**Short problem**
Provide the data again in its entirety, exactly as given.

Dataset entries
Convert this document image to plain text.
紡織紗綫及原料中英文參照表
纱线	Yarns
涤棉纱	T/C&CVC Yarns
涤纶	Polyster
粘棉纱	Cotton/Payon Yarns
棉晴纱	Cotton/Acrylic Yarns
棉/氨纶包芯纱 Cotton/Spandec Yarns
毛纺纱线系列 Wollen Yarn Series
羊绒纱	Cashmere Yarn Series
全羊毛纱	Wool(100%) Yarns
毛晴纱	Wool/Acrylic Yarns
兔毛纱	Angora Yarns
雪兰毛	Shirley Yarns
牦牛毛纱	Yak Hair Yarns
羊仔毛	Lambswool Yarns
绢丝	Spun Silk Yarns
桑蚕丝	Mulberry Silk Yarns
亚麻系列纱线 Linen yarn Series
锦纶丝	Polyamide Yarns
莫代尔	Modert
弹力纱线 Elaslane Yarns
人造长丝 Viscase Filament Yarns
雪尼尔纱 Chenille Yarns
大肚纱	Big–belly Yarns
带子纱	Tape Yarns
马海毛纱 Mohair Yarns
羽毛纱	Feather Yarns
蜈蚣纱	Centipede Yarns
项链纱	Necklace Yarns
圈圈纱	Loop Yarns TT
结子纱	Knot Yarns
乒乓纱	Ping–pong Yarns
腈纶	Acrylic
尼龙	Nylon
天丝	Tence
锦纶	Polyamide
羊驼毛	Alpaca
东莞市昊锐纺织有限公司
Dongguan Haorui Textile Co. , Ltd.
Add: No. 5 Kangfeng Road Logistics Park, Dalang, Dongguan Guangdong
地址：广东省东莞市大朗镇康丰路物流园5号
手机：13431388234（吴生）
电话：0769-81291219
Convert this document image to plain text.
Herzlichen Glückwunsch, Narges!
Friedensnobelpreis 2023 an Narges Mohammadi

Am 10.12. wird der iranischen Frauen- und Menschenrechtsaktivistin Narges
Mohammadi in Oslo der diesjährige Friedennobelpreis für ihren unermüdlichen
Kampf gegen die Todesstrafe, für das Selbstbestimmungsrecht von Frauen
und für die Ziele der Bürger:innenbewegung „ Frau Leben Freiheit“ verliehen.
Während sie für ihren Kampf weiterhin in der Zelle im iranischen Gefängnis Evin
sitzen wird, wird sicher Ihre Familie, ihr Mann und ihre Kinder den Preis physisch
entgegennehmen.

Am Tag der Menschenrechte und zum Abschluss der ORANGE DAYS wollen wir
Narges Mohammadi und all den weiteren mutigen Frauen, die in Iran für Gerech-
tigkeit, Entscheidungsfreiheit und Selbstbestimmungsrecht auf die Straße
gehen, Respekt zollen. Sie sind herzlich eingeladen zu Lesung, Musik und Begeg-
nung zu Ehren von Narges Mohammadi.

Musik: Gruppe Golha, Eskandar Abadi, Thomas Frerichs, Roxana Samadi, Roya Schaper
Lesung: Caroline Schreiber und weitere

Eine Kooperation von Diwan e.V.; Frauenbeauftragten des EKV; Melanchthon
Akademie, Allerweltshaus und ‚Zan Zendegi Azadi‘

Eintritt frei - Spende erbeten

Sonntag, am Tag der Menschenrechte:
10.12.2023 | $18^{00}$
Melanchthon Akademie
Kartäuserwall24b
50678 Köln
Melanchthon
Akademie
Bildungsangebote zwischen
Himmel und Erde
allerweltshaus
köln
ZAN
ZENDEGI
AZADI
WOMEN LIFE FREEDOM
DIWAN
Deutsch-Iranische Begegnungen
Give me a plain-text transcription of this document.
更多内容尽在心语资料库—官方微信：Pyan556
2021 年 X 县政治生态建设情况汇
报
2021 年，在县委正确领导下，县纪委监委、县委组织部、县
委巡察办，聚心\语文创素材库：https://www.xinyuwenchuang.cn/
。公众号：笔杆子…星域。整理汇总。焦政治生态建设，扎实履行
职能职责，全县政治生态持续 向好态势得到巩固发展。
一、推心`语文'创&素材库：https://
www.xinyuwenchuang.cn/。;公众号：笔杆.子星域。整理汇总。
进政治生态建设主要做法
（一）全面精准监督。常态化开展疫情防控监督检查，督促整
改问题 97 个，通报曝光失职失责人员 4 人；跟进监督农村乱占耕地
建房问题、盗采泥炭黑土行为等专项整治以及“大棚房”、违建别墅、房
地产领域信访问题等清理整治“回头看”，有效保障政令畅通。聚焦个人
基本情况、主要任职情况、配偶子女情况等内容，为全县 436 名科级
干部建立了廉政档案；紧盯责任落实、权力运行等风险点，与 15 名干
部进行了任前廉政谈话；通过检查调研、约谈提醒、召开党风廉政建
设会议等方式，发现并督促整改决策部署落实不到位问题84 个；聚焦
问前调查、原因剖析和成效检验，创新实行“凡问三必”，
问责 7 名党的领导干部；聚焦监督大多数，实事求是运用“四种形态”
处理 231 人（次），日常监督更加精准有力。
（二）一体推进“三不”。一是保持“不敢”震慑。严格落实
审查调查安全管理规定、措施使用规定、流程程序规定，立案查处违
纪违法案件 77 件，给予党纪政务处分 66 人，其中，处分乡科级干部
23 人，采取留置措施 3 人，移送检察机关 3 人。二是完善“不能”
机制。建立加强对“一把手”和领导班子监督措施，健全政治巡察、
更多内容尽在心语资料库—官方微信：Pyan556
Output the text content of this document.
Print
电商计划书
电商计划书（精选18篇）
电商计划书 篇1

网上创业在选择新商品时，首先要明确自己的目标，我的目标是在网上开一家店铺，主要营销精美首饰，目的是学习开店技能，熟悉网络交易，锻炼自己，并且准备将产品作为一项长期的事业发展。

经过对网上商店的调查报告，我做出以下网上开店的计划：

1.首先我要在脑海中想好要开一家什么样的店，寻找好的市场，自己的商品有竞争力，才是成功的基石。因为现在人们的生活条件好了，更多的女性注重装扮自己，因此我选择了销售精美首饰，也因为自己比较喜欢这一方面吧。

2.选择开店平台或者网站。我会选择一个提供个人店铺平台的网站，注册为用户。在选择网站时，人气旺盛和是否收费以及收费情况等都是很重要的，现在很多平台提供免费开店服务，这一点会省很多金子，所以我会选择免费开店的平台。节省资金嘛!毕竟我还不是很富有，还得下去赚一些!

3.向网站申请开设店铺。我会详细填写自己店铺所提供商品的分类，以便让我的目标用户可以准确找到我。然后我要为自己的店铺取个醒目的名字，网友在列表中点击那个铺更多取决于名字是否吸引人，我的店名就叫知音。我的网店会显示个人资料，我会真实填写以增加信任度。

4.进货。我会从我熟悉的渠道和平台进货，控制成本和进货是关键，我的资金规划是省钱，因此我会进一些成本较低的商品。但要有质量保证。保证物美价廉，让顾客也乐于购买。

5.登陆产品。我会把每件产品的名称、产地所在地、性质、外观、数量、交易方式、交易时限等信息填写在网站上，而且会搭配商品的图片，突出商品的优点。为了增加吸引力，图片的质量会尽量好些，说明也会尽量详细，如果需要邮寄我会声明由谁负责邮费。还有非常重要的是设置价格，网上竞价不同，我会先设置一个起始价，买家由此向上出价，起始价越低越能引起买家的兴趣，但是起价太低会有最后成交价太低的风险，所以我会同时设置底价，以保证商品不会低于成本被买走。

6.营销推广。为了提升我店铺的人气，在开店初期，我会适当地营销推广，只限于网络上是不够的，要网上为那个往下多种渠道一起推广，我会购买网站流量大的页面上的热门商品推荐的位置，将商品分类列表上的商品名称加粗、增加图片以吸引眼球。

**Response to the exercise**
Convert this document image to plain text.
紡織紗綫及原料中英文參照表
纱线	Yarns
涤棉纱	T/C&CVC Yarns
涤纶	Polyster
粘棉纱	Cotton/Payon Yarns
棉晴纱	Cotton/Acrylic Yarns
棉/氨纶包芯纱 Cotton/Spandec Yarns
毛纺纱线系列 Wollen Yarn Series
羊绒纱	Cashmere Yarn Series
全羊毛纱	Wool(100%) Yarns
毛晴纱	Wool/Acrylic Yarns
兔毛纱	Angora Yarns
雪兰毛	Shirley Yarns
牦牛毛纱	Yak Hair Yarns
羊仔毛	Lambswool Yarns
绢丝	Spun Silk Yarns
桑蚕丝	Mulberry Silk Yarns
亚麻系列纱线 Linen yarn Series
锦纶丝	Polyamide Yarns
莫代尔	Modert
弹力纱线 Elaslane Yarns
人造长丝 Viscase Filament Yarns
雪尼尔纱 Chenille Yarns
大肚纱	Big–belly Yarns
带子纱	Tape Yarns
马海毛纱 Mohair Yarns
羽毛纱	Feather Yarns
蜈蚣纱	Centipede Yarns
项链纱	Necklace Yarns
圈圈纱	Loop Yarns TT
结子纱	Knot Yarns
乒乓纱	Ping–pong Yarns
腈纶	Acrylic
尼龙	Nylon
天丝	Tence
锦纶	Polyamide
羊驼毛	Alpaca
东莞市昊锐纺织有限公司
Dongguan Haorui Textile Co. , Ltd.
Add: No. 5 Kangfeng Road Logistics Park, Dalang, Dongguan Guangdong
地址：广东省东莞市大朗镇康丰路物流园5号
手机：13431388234（吴生）
电话：0769-81291219
Convert this document image to plain text.
Herzlichen Glückwunsch, Narges!
Friedensnobelpreis 2023 an Narges Mohammadi

Am 10.12. wird der iranischen Frauen- und Menschenrechtsaktivistin Narges
Mohammadi in Oslo der diesjährige Friedennobelpreis für ihren unermüdlichen
Kampf gegen die Todesstrafe, für das Selbstbestimmungsrecht von Frauen
und für die Ziele der Bürger:innenbewegung „ Frau Leben Freiheit“ verliehen.
Während sie für ihren Kampf weiterhin in der Zelle im iranischen Gefängnis Evin
sitzen wird, wird sicher Ihre Familie, ihr Mann und ihre Kinder den Preis physisch
entgegennehmen.

Am Tag der Menschenrechte und zum Abschluss der ORANGE DAYS wollen wir
Narges Mohammadi und all den weiteren mutigen Frauen, die in Iran für Gerech-
tigkeit, Entscheidungsfreiheit und Selbstbestimmungsrecht auf die Straße
gehen, Respekt zollen. Sie sind herzlich eingeladen zu Lesung, Musik und Begeg-
nung zu Ehren von Narges Mohammadi.

Musik: Gruppe Golha, Eskandar Abadi, Thomas Frerichs, Roxana Samadi, Roya Schaper
Lesung: Caroline Schreiber und weitere

Eine Kooperation von Diwan e.V.; Frauenbeauftragten des EKV; Melanchthon
Akademie, Allerweltshaus und ‚Zan Zendegi Azadi‘

Eintritt frei - Spende erbeten

Sonntag, am Tag der Menschenrechte:
10.12.2023 | $18^{00}$
Melanchthon Akademie
Kartäuserwall24b
50678 Köln
Melanchthon
Akademie
Bildungsangebote zwischen
Himmel und Erde
allerweltshaus
köln
ZAN
ZENDEGI
AZADI
WOMEN LIFE FREEDOM
DIWAN
Deutsch-Iranische Begegnungen
Give me a plain-text transcription of this document.
更多内容尽在心语资料库—官方微信：Pyan556
2021 年 X 县政治生态建设情况汇
报
2021 年，在县委正确领导下，县纪委监委、县委组织部、县
委巡察办，聚心\语文创素材库：https://www.xinyuwenchuang.cn/
。公众号：笔杆子…星域。整理汇总。焦政治生态建设，扎实履行
职能职责，全县政治生态持续 向好态势得到巩固发展。
一、推心`语文'创&素材库：https://
www.xinyuwenchuang.cn/。;公众号：笔杆.子星域。整理汇总。
进政治生态建设主要做法
（一）全面精准监督。常态化开展疫情防控监督检查，督促整
改问题 97 个，通报曝光失职失责人员 4 人；跟进监督农村乱占耕地
建房问题、盗采泥炭黑土行为等专项整治以及“大棚房”、违建别墅、房
地产领域信访问题等清理整治“回头看”，有效保障政令畅通。聚焦个人
基本情况、主要任职情况、配偶子女情况等内容，为全县 436 名科级
干部建立了廉政档案；紧盯责任落实、权力运行等风险点，与 15 名干
部进行了任前廉政谈话；通过检查调研、约谈提醒、召开党风廉政建
设会议等方式，发现并督促整改决策部署落实不到位问题84 个；聚焦
问前调查、原因剖析和成效检验，创新实行“凡问三必”，
问责 7 名党的领导干部；聚焦监督大多数，实事求是运用“四种形态”
处理 231 人（次），日常监督更加精准有力。
（二）一体推进“三不”。一是保持“不敢”震慑。严格落实
审查调查安全管理规定、措施使用规定、流程程序规定，立案查处违
纪违法案件 77 件，给予党纪政务处分 66 人，其中，处分乡科级干部
23 人，采取留置措施 3 人，移送检察机关 3 人。二是完善“不能”
机制。建立加强对“一把手”和领导班子监督措施，健全政治巡察、
更多内容尽在心语资料库—官方微信：Pyan556
Output the text content of this document.
Print
电商计划书
电商计划书（精选18篇）
电商计划书 篇1

网上创业在选择新商品时，首先要明确自己的目标，我的目标是在网上开一家店铺，主要营销精美首饰，目的是学习开店技能，熟悉网络交易，锻炼自己，并且准备将产品作为一项长期的事业发展。

经过对网上商店的调查报告，我做出以下网上开店的计划：

1.首先我要在脑海中想好要开一家什么样的店，寻找好的市场，自己的商品有竞争力，才是成功的基石。因为现在人们的生活条件好了，更多的女性注重装扮自己，因此我选择了销售精美首饰，也因为自己比较喜欢这一方面吧。

2.选择开店平台或者网站。我会选择一个提供个人店铺平台的网站，注册为用户。在选择网站时，人气旺盛和是否收费以及收费情况等都是很重要的，现在很多平台提供免费开店服务，这一点会省很多金子，所以我会选择免费开店的平台。节省资金嘛!毕竟我还不是很富有，还得下去赚一些!

3.向网站申请开设店铺。我会详细填写自己店铺所提供商品的分类，以便让我的目标用户可以准确找到我。然后我要为自己的店铺取个醒目的名字，网友在列表中点击那个铺更多取决于名字是否吸引人，我的店名就叫知音。我的网店会显示个人资料，我会真实填写以增加信任度。

4.进货。我会从我熟悉的渠道和平台进货，控制成本和进货是关键，我的资金规划是省钱，因此我会进一些成本较低的商品。但要有质量保证。保证物美价廉，让顾客也乐于购买。

5.登陆产品。我会把每件产品的名称、产地所在地、性质、外观、数量、交易方式、交易时限等信息填写在网站上，而且会搭配商品的图片，突出商品的优点。为了增加吸引力，图片的质量会尽量好些，说明也会尽量详细，如果需要邮寄我会声明由谁负责邮费。还有非常重要的是设置价格，网上竞价不同，我会先设置一个起始价，买家由此向上出价，起始价越低越能引起买家的兴趣，但是起价太低会有最后成交价太低的风险，所以我会同时设置底价，以保证商品不会低于成本被买走。

6.营销推广。为了提升我店铺的人气，在开店初期，我会适当地营销推广，只限于网络上是不够的，要网上为那个往下多种渠道一起推广，我会购买网站流量大的页面上的热门商品推荐的位置，将商品分类列表上的商品名称加粗、增加图片以吸引眼球。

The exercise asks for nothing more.